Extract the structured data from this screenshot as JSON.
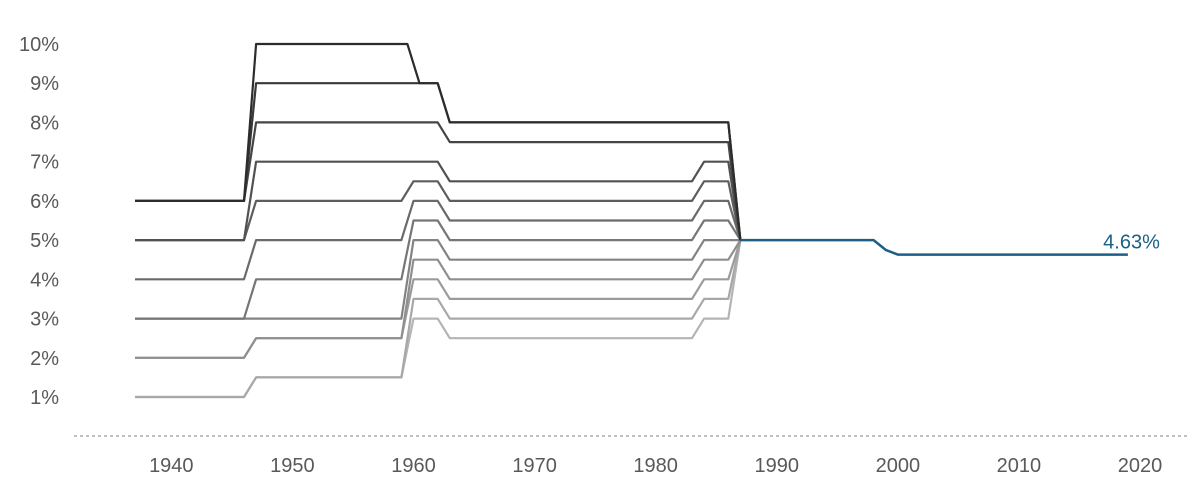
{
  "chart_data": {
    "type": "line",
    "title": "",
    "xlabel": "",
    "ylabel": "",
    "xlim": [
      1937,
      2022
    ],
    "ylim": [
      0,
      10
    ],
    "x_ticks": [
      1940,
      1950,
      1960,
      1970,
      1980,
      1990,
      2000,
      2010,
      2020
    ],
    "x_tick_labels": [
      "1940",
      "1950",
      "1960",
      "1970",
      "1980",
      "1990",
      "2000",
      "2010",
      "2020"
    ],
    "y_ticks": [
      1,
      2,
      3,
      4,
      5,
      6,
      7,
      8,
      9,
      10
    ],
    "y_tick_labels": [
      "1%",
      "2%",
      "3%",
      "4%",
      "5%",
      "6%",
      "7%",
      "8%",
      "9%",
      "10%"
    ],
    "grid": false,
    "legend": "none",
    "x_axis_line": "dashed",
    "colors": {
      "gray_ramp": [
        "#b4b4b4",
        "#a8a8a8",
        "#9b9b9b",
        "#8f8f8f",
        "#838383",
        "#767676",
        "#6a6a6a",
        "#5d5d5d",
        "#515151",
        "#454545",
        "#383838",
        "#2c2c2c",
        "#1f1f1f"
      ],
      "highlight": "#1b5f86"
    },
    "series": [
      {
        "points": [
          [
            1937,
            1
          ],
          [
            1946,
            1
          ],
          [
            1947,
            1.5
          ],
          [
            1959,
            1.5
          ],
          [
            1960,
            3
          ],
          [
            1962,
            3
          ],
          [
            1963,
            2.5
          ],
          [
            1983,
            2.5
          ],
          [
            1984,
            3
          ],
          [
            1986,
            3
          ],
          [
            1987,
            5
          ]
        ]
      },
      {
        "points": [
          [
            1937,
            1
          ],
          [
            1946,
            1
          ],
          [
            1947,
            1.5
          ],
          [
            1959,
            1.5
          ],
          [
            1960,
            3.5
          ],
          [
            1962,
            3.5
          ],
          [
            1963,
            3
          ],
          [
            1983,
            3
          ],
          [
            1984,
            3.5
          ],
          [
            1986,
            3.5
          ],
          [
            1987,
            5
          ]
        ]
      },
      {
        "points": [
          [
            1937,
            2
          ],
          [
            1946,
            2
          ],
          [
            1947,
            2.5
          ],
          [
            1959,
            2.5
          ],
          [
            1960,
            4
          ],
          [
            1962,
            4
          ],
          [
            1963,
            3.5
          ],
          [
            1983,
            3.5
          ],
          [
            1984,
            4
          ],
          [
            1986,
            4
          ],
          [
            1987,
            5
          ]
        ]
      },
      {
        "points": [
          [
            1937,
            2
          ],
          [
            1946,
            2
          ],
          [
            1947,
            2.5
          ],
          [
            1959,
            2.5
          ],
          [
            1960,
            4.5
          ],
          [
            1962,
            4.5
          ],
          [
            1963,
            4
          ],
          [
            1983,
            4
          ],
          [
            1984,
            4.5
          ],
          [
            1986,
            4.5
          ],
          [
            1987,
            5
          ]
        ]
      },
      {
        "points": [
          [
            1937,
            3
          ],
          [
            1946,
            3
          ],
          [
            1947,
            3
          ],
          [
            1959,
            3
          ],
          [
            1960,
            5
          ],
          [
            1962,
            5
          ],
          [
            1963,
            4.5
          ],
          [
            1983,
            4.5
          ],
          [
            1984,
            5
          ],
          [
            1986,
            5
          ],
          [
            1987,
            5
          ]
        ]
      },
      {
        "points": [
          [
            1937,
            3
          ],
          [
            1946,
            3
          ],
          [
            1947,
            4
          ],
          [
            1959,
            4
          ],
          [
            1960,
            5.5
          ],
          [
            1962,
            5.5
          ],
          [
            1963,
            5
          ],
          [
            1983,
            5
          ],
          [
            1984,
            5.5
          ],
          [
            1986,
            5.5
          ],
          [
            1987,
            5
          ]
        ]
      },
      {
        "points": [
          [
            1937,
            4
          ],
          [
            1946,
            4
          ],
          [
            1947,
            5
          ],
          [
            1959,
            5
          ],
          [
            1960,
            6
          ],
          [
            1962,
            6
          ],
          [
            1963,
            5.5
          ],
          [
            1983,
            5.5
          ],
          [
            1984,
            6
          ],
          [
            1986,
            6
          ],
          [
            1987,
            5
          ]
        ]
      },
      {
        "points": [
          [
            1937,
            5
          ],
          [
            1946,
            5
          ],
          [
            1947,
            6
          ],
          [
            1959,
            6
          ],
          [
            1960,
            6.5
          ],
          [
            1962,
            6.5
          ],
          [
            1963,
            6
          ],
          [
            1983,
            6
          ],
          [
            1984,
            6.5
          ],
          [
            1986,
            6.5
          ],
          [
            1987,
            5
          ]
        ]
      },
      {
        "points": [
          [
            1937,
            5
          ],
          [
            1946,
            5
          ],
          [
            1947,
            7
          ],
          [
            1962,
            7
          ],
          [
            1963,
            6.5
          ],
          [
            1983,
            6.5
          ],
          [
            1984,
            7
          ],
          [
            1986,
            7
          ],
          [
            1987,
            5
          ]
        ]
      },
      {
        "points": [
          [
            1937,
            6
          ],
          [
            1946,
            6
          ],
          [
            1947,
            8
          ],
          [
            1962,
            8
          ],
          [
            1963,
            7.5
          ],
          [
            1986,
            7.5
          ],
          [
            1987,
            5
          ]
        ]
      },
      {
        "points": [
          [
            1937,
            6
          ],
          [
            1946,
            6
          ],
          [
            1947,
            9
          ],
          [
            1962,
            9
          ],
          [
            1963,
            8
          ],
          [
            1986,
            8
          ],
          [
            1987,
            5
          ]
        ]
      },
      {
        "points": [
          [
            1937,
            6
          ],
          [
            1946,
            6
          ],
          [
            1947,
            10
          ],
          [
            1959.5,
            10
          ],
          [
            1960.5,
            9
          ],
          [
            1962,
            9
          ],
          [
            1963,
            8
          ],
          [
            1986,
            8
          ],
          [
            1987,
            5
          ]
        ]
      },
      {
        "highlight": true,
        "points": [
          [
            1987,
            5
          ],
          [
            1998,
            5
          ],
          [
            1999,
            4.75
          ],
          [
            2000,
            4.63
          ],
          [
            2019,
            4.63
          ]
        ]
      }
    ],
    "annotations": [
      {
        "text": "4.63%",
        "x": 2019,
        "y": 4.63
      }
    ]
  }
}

> **WRITTEN INSTRUCTION**: Transcribe all of the material exactly, leaving out whatever pictures it contains.

> **TASK SOLUTION**:
Extract the structured data from this screenshot as JSON.
{
  "chart_data": {
    "type": "line",
    "title": "",
    "xlabel": "",
    "ylabel": "",
    "xlim": [
      1937,
      2022
    ],
    "ylim": [
      0,
      10
    ],
    "x_ticks": [
      1940,
      1950,
      1960,
      1970,
      1980,
      1990,
      2000,
      2010,
      2020
    ],
    "x_tick_labels": [
      "1940",
      "1950",
      "1960",
      "1970",
      "1980",
      "1990",
      "2000",
      "2010",
      "2020"
    ],
    "y_ticks": [
      1,
      2,
      3,
      4,
      5,
      6,
      7,
      8,
      9,
      10
    ],
    "y_tick_labels": [
      "1%",
      "2%",
      "3%",
      "4%",
      "5%",
      "6%",
      "7%",
      "8%",
      "9%",
      "10%"
    ],
    "grid": false,
    "legend": "none",
    "x_axis_line": "dashed",
    "colors": {
      "gray_ramp": [
        "#b4b4b4",
        "#a8a8a8",
        "#9b9b9b",
        "#8f8f8f",
        "#838383",
        "#767676",
        "#6a6a6a",
        "#5d5d5d",
        "#515151",
        "#454545",
        "#383838",
        "#2c2c2c",
        "#1f1f1f"
      ],
      "highlight": "#1b5f86"
    },
    "series": [
      {
        "points": [
          [
            1937,
            1
          ],
          [
            1946,
            1
          ],
          [
            1947,
            1.5
          ],
          [
            1959,
            1.5
          ],
          [
            1960,
            3
          ],
          [
            1962,
            3
          ],
          [
            1963,
            2.5
          ],
          [
            1983,
            2.5
          ],
          [
            1984,
            3
          ],
          [
            1986,
            3
          ],
          [
            1987,
            5
          ]
        ]
      },
      {
        "points": [
          [
            1937,
            1
          ],
          [
            1946,
            1
          ],
          [
            1947,
            1.5
          ],
          [
            1959,
            1.5
          ],
          [
            1960,
            3.5
          ],
          [
            1962,
            3.5
          ],
          [
            1963,
            3
          ],
          [
            1983,
            3
          ],
          [
            1984,
            3.5
          ],
          [
            1986,
            3.5
          ],
          [
            1987,
            5
          ]
        ]
      },
      {
        "points": [
          [
            1937,
            2
          ],
          [
            1946,
            2
          ],
          [
            1947,
            2.5
          ],
          [
            1959,
            2.5
          ],
          [
            1960,
            4
          ],
          [
            1962,
            4
          ],
          [
            1963,
            3.5
          ],
          [
            1983,
            3.5
          ],
          [
            1984,
            4
          ],
          [
            1986,
            4
          ],
          [
            1987,
            5
          ]
        ]
      },
      {
        "points": [
          [
            1937,
            2
          ],
          [
            1946,
            2
          ],
          [
            1947,
            2.5
          ],
          [
            1959,
            2.5
          ],
          [
            1960,
            4.5
          ],
          [
            1962,
            4.5
          ],
          [
            1963,
            4
          ],
          [
            1983,
            4
          ],
          [
            1984,
            4.5
          ],
          [
            1986,
            4.5
          ],
          [
            1987,
            5
          ]
        ]
      },
      {
        "points": [
          [
            1937,
            3
          ],
          [
            1946,
            3
          ],
          [
            1947,
            3
          ],
          [
            1959,
            3
          ],
          [
            1960,
            5
          ],
          [
            1962,
            5
          ],
          [
            1963,
            4.5
          ],
          [
            1983,
            4.5
          ],
          [
            1984,
            5
          ],
          [
            1986,
            5
          ],
          [
            1987,
            5
          ]
        ]
      },
      {
        "points": [
          [
            1937,
            3
          ],
          [
            1946,
            3
          ],
          [
            1947,
            4
          ],
          [
            1959,
            4
          ],
          [
            1960,
            5.5
          ],
          [
            1962,
            5.5
          ],
          [
            1963,
            5
          ],
          [
            1983,
            5
          ],
          [
            1984,
            5.5
          ],
          [
            1986,
            5.5
          ],
          [
            1987,
            5
          ]
        ]
      },
      {
        "points": [
          [
            1937,
            4
          ],
          [
            1946,
            4
          ],
          [
            1947,
            5
          ],
          [
            1959,
            5
          ],
          [
            1960,
            6
          ],
          [
            1962,
            6
          ],
          [
            1963,
            5.5
          ],
          [
            1983,
            5.5
          ],
          [
            1984,
            6
          ],
          [
            1986,
            6
          ],
          [
            1987,
            5
          ]
        ]
      },
      {
        "points": [
          [
            1937,
            5
          ],
          [
            1946,
            5
          ],
          [
            1947,
            6
          ],
          [
            1959,
            6
          ],
          [
            1960,
            6.5
          ],
          [
            1962,
            6.5
          ],
          [
            1963,
            6
          ],
          [
            1983,
            6
          ],
          [
            1984,
            6.5
          ],
          [
            1986,
            6.5
          ],
          [
            1987,
            5
          ]
        ]
      },
      {
        "points": [
          [
            1937,
            5
          ],
          [
            1946,
            5
          ],
          [
            1947,
            7
          ],
          [
            1962,
            7
          ],
          [
            1963,
            6.5
          ],
          [
            1983,
            6.5
          ],
          [
            1984,
            7
          ],
          [
            1986,
            7
          ],
          [
            1987,
            5
          ]
        ]
      },
      {
        "points": [
          [
            1937,
            6
          ],
          [
            1946,
            6
          ],
          [
            1947,
            8
          ],
          [
            1962,
            8
          ],
          [
            1963,
            7.5
          ],
          [
            1986,
            7.5
          ],
          [
            1987,
            5
          ]
        ]
      },
      {
        "points": [
          [
            1937,
            6
          ],
          [
            1946,
            6
          ],
          [
            1947,
            9
          ],
          [
            1962,
            9
          ],
          [
            1963,
            8
          ],
          [
            1986,
            8
          ],
          [
            1987,
            5
          ]
        ]
      },
      {
        "points": [
          [
            1937,
            6
          ],
          [
            1946,
            6
          ],
          [
            1947,
            10
          ],
          [
            1959.5,
            10
          ],
          [
            1960.5,
            9
          ],
          [
            1962,
            9
          ],
          [
            1963,
            8
          ],
          [
            1986,
            8
          ],
          [
            1987,
            5
          ]
        ]
      },
      {
        "highlight": true,
        "points": [
          [
            1987,
            5
          ],
          [
            1998,
            5
          ],
          [
            1999,
            4.75
          ],
          [
            2000,
            4.63
          ],
          [
            2019,
            4.63
          ]
        ]
      }
    ],
    "annotations": [
      {
        "text": "4.63%",
        "x": 2019,
        "y": 4.63
      }
    ]
  }
}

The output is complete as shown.